» Records for this task:
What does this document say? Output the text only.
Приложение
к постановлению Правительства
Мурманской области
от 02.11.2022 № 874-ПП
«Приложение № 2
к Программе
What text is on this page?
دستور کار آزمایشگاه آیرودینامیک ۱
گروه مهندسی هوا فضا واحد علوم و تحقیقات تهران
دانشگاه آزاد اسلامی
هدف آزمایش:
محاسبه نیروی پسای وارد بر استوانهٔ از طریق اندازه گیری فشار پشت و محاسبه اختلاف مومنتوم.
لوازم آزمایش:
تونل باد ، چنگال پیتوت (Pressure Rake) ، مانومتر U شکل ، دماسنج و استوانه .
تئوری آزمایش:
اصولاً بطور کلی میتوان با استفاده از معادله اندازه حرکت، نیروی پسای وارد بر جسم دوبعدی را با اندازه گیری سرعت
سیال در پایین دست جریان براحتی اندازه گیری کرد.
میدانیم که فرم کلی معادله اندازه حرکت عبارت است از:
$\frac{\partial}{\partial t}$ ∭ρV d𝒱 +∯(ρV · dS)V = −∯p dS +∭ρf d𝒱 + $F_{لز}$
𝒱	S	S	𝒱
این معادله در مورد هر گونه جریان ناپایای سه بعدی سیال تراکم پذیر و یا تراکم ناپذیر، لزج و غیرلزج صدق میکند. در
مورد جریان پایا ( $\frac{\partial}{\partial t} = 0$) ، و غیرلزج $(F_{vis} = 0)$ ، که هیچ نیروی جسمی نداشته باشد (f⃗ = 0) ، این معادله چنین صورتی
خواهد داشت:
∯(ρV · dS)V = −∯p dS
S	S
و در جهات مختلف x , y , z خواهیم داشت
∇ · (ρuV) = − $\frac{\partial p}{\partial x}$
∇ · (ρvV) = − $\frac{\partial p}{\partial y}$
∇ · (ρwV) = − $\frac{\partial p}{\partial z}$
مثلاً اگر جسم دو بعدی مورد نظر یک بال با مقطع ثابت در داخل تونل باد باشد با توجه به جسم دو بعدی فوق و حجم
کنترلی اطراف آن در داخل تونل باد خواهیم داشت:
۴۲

» What to do: Extract every line containing the string "تونل" from the material.

» Task result:
تونل باد ، چنگال پیتوت (Pressure Rake) ، مانومتر U شکل ، دماسنج و استوانه .
مثلاً اگر جسم دو بعدی مورد نظر یک بال با مقطع ثابت در داخل تونل باد باشد با توجه به جسم دو بعدی فوق و حجم
کنترلی اطراف آن در داخل تونل باد خواهیم داشت:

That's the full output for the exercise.